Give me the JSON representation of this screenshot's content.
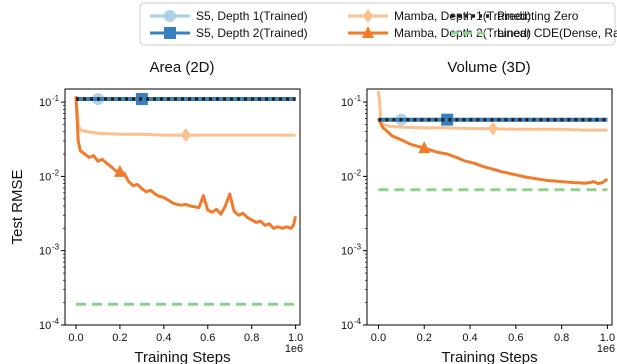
{
  "chart_data": [
    {
      "type": "line",
      "title": "Area (2D)",
      "xlabel": "Training Steps",
      "ylabel": "Test RMSE",
      "x_offset_text": "1e6",
      "yscale": "log",
      "xlim": [
        -0.05,
        1.02
      ],
      "ylim": [
        0.0001,
        0.15
      ],
      "xticks": [
        0.0,
        0.2,
        0.4,
        0.6,
        0.8,
        1.0
      ],
      "xtick_labels": [
        "0.0",
        "0.2",
        "0.4",
        "0.6",
        "0.8",
        "1.0"
      ],
      "yticks": [
        {
          "base": "10",
          "exp": "-4",
          "value": 0.0001
        },
        {
          "base": "10",
          "exp": "-3",
          "value": 0.001
        },
        {
          "base": "10",
          "exp": "-2",
          "value": 0.01
        },
        {
          "base": "10",
          "exp": "-1",
          "value": 0.1
        }
      ],
      "series": [
        {
          "name": "S5, Depth 1(Trained)",
          "color": "#a6cee3",
          "marker": "circle",
          "x": [
            0.0,
            0.1,
            0.3,
            0.5,
            0.7,
            1.0
          ],
          "y": [
            0.11,
            0.11,
            0.11,
            0.11,
            0.11,
            0.11
          ],
          "marker_x": [
            0.1
          ]
        },
        {
          "name": "S5, Depth 2(Trained)",
          "color": "#3a7fbd",
          "marker": "square",
          "x": [
            0.0,
            0.3,
            0.6,
            1.0
          ],
          "y": [
            0.11,
            0.11,
            0.11,
            0.11
          ],
          "marker_x": [
            0.3
          ]
        },
        {
          "name": "Mamba, Depth 1(Trained)",
          "color": "#fbc08c",
          "marker": "diamond",
          "x": [
            0.0,
            0.01,
            0.02,
            0.05,
            0.1,
            0.2,
            0.3,
            0.4,
            0.5,
            0.6,
            0.7,
            0.8,
            0.9,
            1.0
          ],
          "y": [
            0.12,
            0.05,
            0.042,
            0.04,
            0.038,
            0.037,
            0.037,
            0.036,
            0.036,
            0.036,
            0.036,
            0.036,
            0.036,
            0.036
          ],
          "marker_x": [
            0.5
          ]
        },
        {
          "name": "Mamba, Depth 2(Trained)",
          "color": "#f07b2a",
          "marker": "triangle",
          "x": [
            0.0,
            0.005,
            0.01,
            0.02,
            0.04,
            0.06,
            0.08,
            0.1,
            0.12,
            0.14,
            0.16,
            0.18,
            0.2,
            0.22,
            0.24,
            0.26,
            0.28,
            0.3,
            0.32,
            0.34,
            0.36,
            0.38,
            0.4,
            0.42,
            0.44,
            0.46,
            0.48,
            0.5,
            0.52,
            0.54,
            0.56,
            0.58,
            0.6,
            0.62,
            0.64,
            0.66,
            0.68,
            0.7,
            0.72,
            0.74,
            0.76,
            0.78,
            0.8,
            0.82,
            0.84,
            0.86,
            0.88,
            0.9,
            0.92,
            0.94,
            0.96,
            0.98,
            0.99,
            1.0
          ],
          "y": [
            0.12,
            0.06,
            0.03,
            0.022,
            0.02,
            0.018,
            0.019,
            0.016,
            0.017,
            0.015,
            0.0135,
            0.012,
            0.0115,
            0.011,
            0.0085,
            0.0075,
            0.0078,
            0.0068,
            0.0062,
            0.0065,
            0.0058,
            0.0054,
            0.0052,
            0.0048,
            0.0044,
            0.0042,
            0.0041,
            0.0042,
            0.004,
            0.0039,
            0.0038,
            0.0055,
            0.0035,
            0.0033,
            0.0036,
            0.0031,
            0.004,
            0.0058,
            0.0034,
            0.003,
            0.0032,
            0.0028,
            0.0026,
            0.0024,
            0.0025,
            0.0022,
            0.0023,
            0.002,
            0.0021,
            0.002,
            0.0021,
            0.002,
            0.0022,
            0.0029
          ],
          "marker_x": [
            0.2
          ]
        },
        {
          "name": "Predicting Zero",
          "color": "#222222",
          "dash": "dotted",
          "x": [
            0.0,
            1.0
          ],
          "y": [
            0.11,
            0.11
          ]
        },
        {
          "name": "Linear CDE(Dense, Random)",
          "color": "#8fd18a",
          "dash": "dashed",
          "x": [
            0.0,
            1.0
          ],
          "y": [
            0.00019,
            0.00019
          ]
        }
      ]
    },
    {
      "type": "line",
      "title": "Volume (3D)",
      "xlabel": "Training Steps",
      "ylabel": "",
      "x_offset_text": "1e6",
      "yscale": "log",
      "xlim": [
        -0.05,
        1.02
      ],
      "ylim": [
        0.0001,
        0.15
      ],
      "xticks": [
        0.0,
        0.2,
        0.4,
        0.6,
        0.8,
        1.0
      ],
      "xtick_labels": [
        "0.0",
        "0.2",
        "0.4",
        "0.6",
        "0.8",
        "1.0"
      ],
      "yticks": [
        {
          "base": "10",
          "exp": "-4",
          "value": 0.0001
        },
        {
          "base": "10",
          "exp": "-3",
          "value": 0.001
        },
        {
          "base": "10",
          "exp": "-2",
          "value": 0.01
        },
        {
          "base": "10",
          "exp": "-1",
          "value": 0.1
        }
      ],
      "series": [
        {
          "name": "S5, Depth 1(Trained)",
          "color": "#a6cee3",
          "marker": "circle",
          "x": [
            0.0,
            0.1,
            0.3,
            0.5,
            0.7,
            1.0
          ],
          "y": [
            0.058,
            0.058,
            0.058,
            0.058,
            0.058,
            0.058
          ],
          "marker_x": [
            0.1
          ]
        },
        {
          "name": "S5, Depth 2(Trained)",
          "color": "#3a7fbd",
          "marker": "square",
          "x": [
            0.0,
            0.3,
            0.6,
            1.0
          ],
          "y": [
            0.058,
            0.058,
            0.058,
            0.058
          ],
          "marker_x": [
            0.3
          ]
        },
        {
          "name": "Mamba, Depth 1(Trained)",
          "color": "#fbc08c",
          "marker": "diamond",
          "x": [
            0.0,
            0.005,
            0.01,
            0.02,
            0.05,
            0.1,
            0.2,
            0.3,
            0.4,
            0.5,
            0.6,
            0.7,
            0.8,
            0.9,
            1.0
          ],
          "y": [
            0.14,
            0.1,
            0.06,
            0.05,
            0.047,
            0.046,
            0.045,
            0.045,
            0.044,
            0.044,
            0.043,
            0.043,
            0.043,
            0.042,
            0.042
          ],
          "marker_x": [
            0.5
          ]
        },
        {
          "name": "Mamba, Depth 2(Trained)",
          "color": "#f07b2a",
          "marker": "triangle",
          "x": [
            0.0,
            0.02,
            0.04,
            0.06,
            0.08,
            0.1,
            0.12,
            0.14,
            0.16,
            0.18,
            0.2,
            0.22,
            0.24,
            0.26,
            0.28,
            0.3,
            0.32,
            0.34,
            0.36,
            0.38,
            0.4,
            0.42,
            0.44,
            0.46,
            0.48,
            0.5,
            0.52,
            0.54,
            0.56,
            0.58,
            0.6,
            0.62,
            0.64,
            0.66,
            0.68,
            0.7,
            0.72,
            0.74,
            0.76,
            0.78,
            0.8,
            0.82,
            0.84,
            0.86,
            0.88,
            0.9,
            0.92,
            0.94,
            0.96,
            0.98,
            1.0
          ],
          "y": [
            0.06,
            0.045,
            0.04,
            0.035,
            0.033,
            0.031,
            0.029,
            0.027,
            0.026,
            0.025,
            0.024,
            0.023,
            0.022,
            0.021,
            0.0205,
            0.02,
            0.019,
            0.018,
            0.017,
            0.016,
            0.0155,
            0.015,
            0.0142,
            0.0135,
            0.013,
            0.0125,
            0.012,
            0.0115,
            0.0112,
            0.0108,
            0.0105,
            0.0102,
            0.0098,
            0.0096,
            0.0094,
            0.0092,
            0.009,
            0.0088,
            0.0087,
            0.0086,
            0.0085,
            0.0084,
            0.0083,
            0.0082,
            0.0082,
            0.0081,
            0.0082,
            0.0085,
            0.008,
            0.0083,
            0.0092
          ],
          "marker_x": [
            0.2
          ]
        },
        {
          "name": "Predicting Zero",
          "color": "#222222",
          "dash": "dotted",
          "x": [
            0.0,
            1.0
          ],
          "y": [
            0.058,
            0.058
          ]
        },
        {
          "name": "Linear CDE(Dense, Random)",
          "color": "#8fd18a",
          "dash": "dashed",
          "x": [
            0.0,
            1.0
          ],
          "y": [
            0.0066,
            0.0066
          ]
        }
      ]
    }
  ],
  "legend": {
    "placement": "top-center",
    "entries": [
      {
        "label": "S5, Depth 1(Trained)",
        "color": "#a6cee3",
        "marker": "circle"
      },
      {
        "label": "S5, Depth 2(Trained)",
        "color": "#3a7fbd",
        "marker": "square"
      },
      {
        "label": "Mamba, Depth 1(Trained)",
        "color": "#fbc08c",
        "marker": "diamond"
      },
      {
        "label": "Mamba, Depth 2(Trained)",
        "color": "#f07b2a",
        "marker": "triangle"
      },
      {
        "label": "Predicting Zero",
        "color": "#222222",
        "dash": "dotted"
      },
      {
        "label": "Linear CDE(Dense, Random)",
        "color": "#8fd18a",
        "dash": "dashed"
      }
    ]
  }
}
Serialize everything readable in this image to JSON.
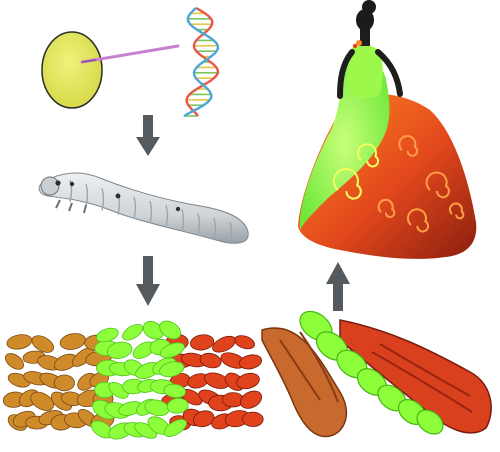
{
  "figure": {
    "panels": [
      {
        "id": "egg-injection",
        "depicts": "egg-with-microinjection-needle"
      },
      {
        "id": "dna",
        "depicts": "dna-double-helix-icon"
      },
      {
        "id": "silkworm",
        "depicts": "silkworm-larva"
      },
      {
        "id": "cocoons",
        "depicts": "silk-cocoon-pile"
      },
      {
        "id": "silk-skeins",
        "depicts": "fluorescent-silk-skeins"
      },
      {
        "id": "dress",
        "depicts": "fluorescent-silk-dress-on-mannequin"
      }
    ],
    "arrows": [
      {
        "id": "arrow-gene-to-worm",
        "direction": "down"
      },
      {
        "id": "arrow-worm-to-cocoons",
        "direction": "down"
      },
      {
        "id": "arrow-skeins-to-dress",
        "direction": "up"
      }
    ],
    "colors": {
      "egg_fill": "#e6e85a",
      "needle": "#c77fd0",
      "dna_strand_a": "#e8584a",
      "dna_strand_b": "#4aa7d8",
      "arrow": "#555a5e",
      "fluorescent_green": "#8cff3a",
      "fluorescent_red": "#e0421c",
      "cocoon_orange": "#cf8a2a",
      "worm_body": "#d9dde0"
    }
  }
}
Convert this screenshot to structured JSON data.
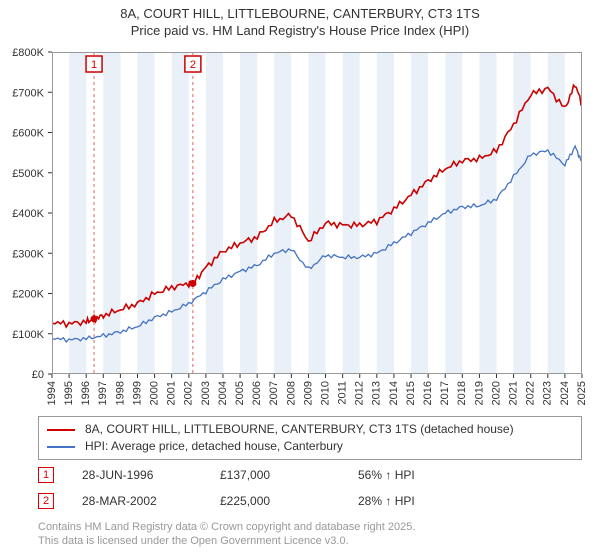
{
  "title": "8A, COURT HILL, LITTLEBOURNE, CANTERBURY, CT3 1TS",
  "subtitle": "Price paid vs. HM Land Registry's House Price Index (HPI)",
  "chart": {
    "type": "line",
    "background_color": "#ffffff",
    "plot_border_color": "#999999",
    "plot_border_width": 1,
    "alt_band_color": "#eaf0f8",
    "y_axis": {
      "min": 0,
      "max": 800,
      "step": 100,
      "prefix": "£",
      "suffix": "K",
      "label_fontsize": 11,
      "grid": false
    },
    "x_axis": {
      "years": [
        1994,
        1995,
        1996,
        1997,
        1998,
        1999,
        2000,
        2001,
        2002,
        2003,
        2004,
        2005,
        2006,
        2007,
        2008,
        2009,
        2010,
        2011,
        2012,
        2013,
        2014,
        2015,
        2016,
        2017,
        2018,
        2019,
        2020,
        2021,
        2022,
        2023,
        2024,
        2025
      ],
      "label_rotation": -90,
      "label_fontsize": 11
    },
    "series": [
      {
        "name": "property",
        "legend": "8A, COURT HILL, LITTLEBOURNE, CANTERBURY, CT3 1TS (detached house)",
        "color": "#cc0000",
        "line_width": 1.6,
        "values_by_year": {
          "1994": 127,
          "1995": 125,
          "1996": 130,
          "1996.46": 137,
          "1997": 145,
          "1998": 160,
          "1999": 175,
          "2000": 200,
          "2001": 215,
          "2002": 225,
          "2002.24": 225,
          "2003": 265,
          "2004": 305,
          "2005": 325,
          "2006": 340,
          "2007": 380,
          "2008": 395,
          "2009": 330,
          "2010": 375,
          "2011": 370,
          "2012": 370,
          "2013": 380,
          "2014": 410,
          "2015": 445,
          "2016": 480,
          "2017": 510,
          "2018": 530,
          "2019": 535,
          "2020": 555,
          "2021": 620,
          "2022": 695,
          "2023": 710,
          "2024": 660,
          "2024.6": 720,
          "2025": 670
        }
      },
      {
        "name": "hpi",
        "legend": "HPI: Average price, detached house, Canterbury",
        "color": "#4472c4",
        "line_width": 1.3,
        "values_by_year": {
          "1994": 88,
          "1995": 85,
          "1996": 88,
          "1997": 95,
          "1998": 105,
          "1999": 118,
          "2000": 140,
          "2001": 155,
          "2002": 175,
          "2003": 205,
          "2004": 235,
          "2005": 255,
          "2006": 270,
          "2007": 300,
          "2008": 310,
          "2009": 260,
          "2010": 295,
          "2011": 290,
          "2012": 290,
          "2013": 300,
          "2014": 325,
          "2015": 350,
          "2016": 375,
          "2017": 400,
          "2018": 415,
          "2019": 418,
          "2020": 435,
          "2021": 490,
          "2022": 545,
          "2023": 555,
          "2024": 520,
          "2024.6": 565,
          "2025": 525
        }
      }
    ],
    "sale_markers": [
      {
        "id": "1",
        "year_frac": 1996.46,
        "price_k": 137,
        "dash_color": "#d66",
        "dash": "3,3",
        "box_border": "#cc0000",
        "text_color": "#cc0000"
      },
      {
        "id": "2",
        "year_frac": 2002.24,
        "price_k": 225,
        "dash_color": "#d66",
        "dash": "3,3",
        "box_border": "#cc0000",
        "text_color": "#cc0000"
      }
    ]
  },
  "legend_box": {
    "border_color": "#999999",
    "entries": [
      {
        "color": "#cc0000",
        "label": "8A, COURT HILL, LITTLEBOURNE, CANTERBURY, CT3 1TS (detached house)"
      },
      {
        "color": "#4472c4",
        "label": "HPI: Average price, detached house, Canterbury"
      }
    ]
  },
  "marker_rows": [
    {
      "id": "1",
      "date": "28-JUN-1996",
      "price": "£137,000",
      "pct": "56%",
      "arrow": "↑",
      "suffix": "HPI"
    },
    {
      "id": "2",
      "date": "28-MAR-2002",
      "price": "£225,000",
      "pct": "28%",
      "arrow": "↑",
      "suffix": "HPI"
    }
  ],
  "footer": {
    "line1": "Contains HM Land Registry data © Crown copyright and database right 2025.",
    "line2": "This data is licensed under the Open Government Licence v3.0."
  }
}
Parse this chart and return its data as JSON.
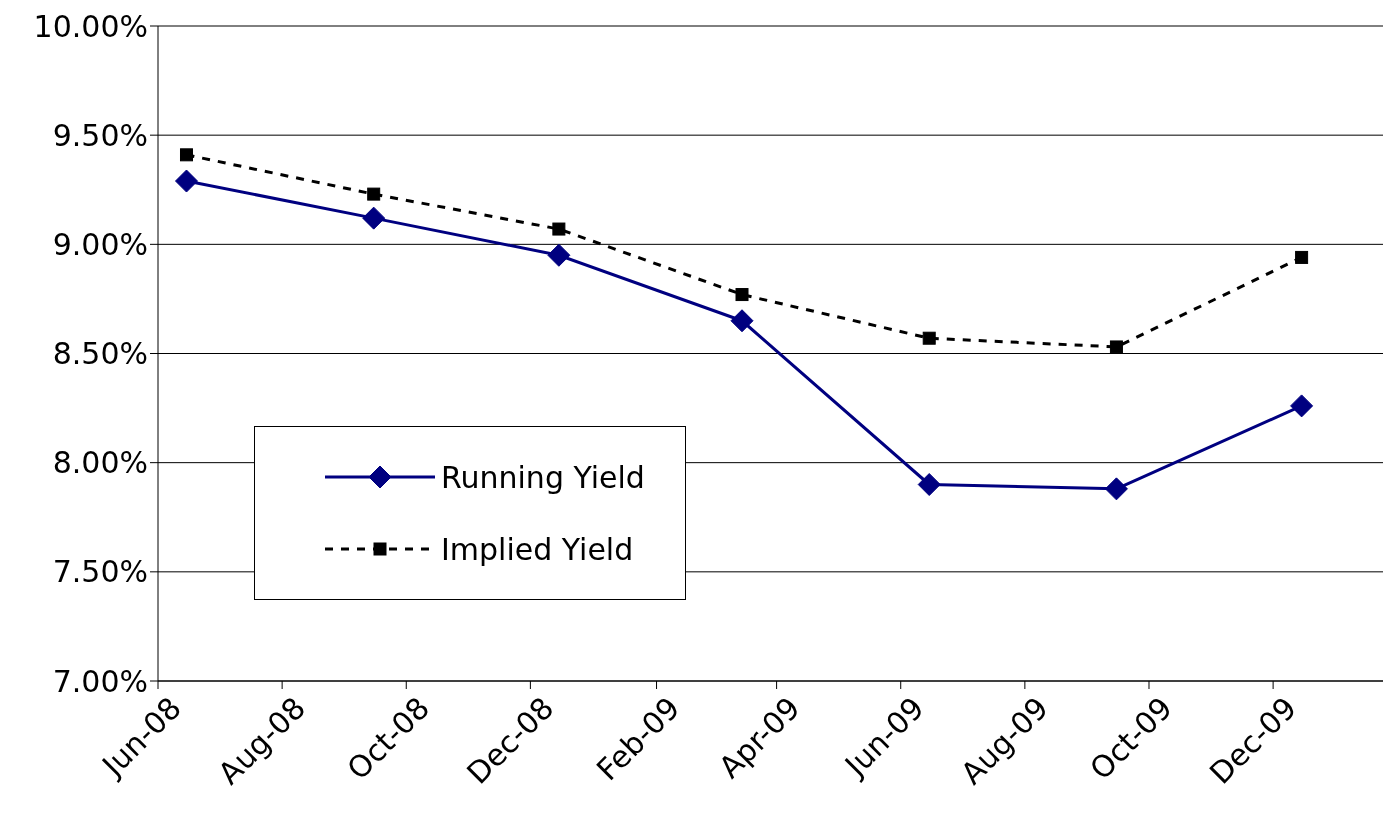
{
  "chart_data": {
    "type": "line",
    "x": [
      "2008-06-15",
      "2008-09-15",
      "2008-12-15",
      "2009-03-15",
      "2009-06-15",
      "2009-09-15",
      "2009-12-15"
    ],
    "series": [
      {
        "name": "Running Yield",
        "color": "#000080",
        "values": [
          9.29,
          9.12,
          8.95,
          8.65,
          7.9,
          7.88,
          8.26
        ],
        "marker": "diamond",
        "line_style": "solid"
      },
      {
        "name": "Implied Yield",
        "color": "#000000",
        "values": [
          9.41,
          9.23,
          9.07,
          8.77,
          8.57,
          8.53,
          8.94
        ],
        "marker": "square",
        "line_style": "dashed"
      }
    ],
    "xlim": [
      "2008-06-01",
      "2010-01-24"
    ],
    "xticks": [
      {
        "value": "2008-06-01",
        "label": "Jun-08"
      },
      {
        "value": "2008-08-01",
        "label": "Aug-08"
      },
      {
        "value": "2008-10-01",
        "label": "Oct-08"
      },
      {
        "value": "2008-12-01",
        "label": "Dec-08"
      },
      {
        "value": "2009-02-01",
        "label": "Feb-09"
      },
      {
        "value": "2009-04-01",
        "label": "Apr-09"
      },
      {
        "value": "2009-06-01",
        "label": "Jun-09"
      },
      {
        "value": "2009-08-01",
        "label": "Aug-09"
      },
      {
        "value": "2009-10-01",
        "label": "Oct-09"
      },
      {
        "value": "2009-12-01",
        "label": "Dec-09"
      }
    ],
    "ylim": [
      7,
      10
    ],
    "yticks": [
      {
        "value": 7,
        "label": "7.00%"
      },
      {
        "value": 7.5,
        "label": "7.50%"
      },
      {
        "value": 8,
        "label": "8.00%"
      },
      {
        "value": 8.5,
        "label": "8.50%"
      },
      {
        "value": 9,
        "label": "9.00%"
      },
      {
        "value": 9.5,
        "label": "9.50%"
      },
      {
        "value": 10,
        "label": "10.00%"
      }
    ],
    "grid": "y",
    "legend": "bottom left"
  }
}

------------

## Written task
Show the lines of the material that contain the word "screenshot".

## Response
Give me the JSON representation of this screenshot's content.
Convert this screenshot to structured JSON data.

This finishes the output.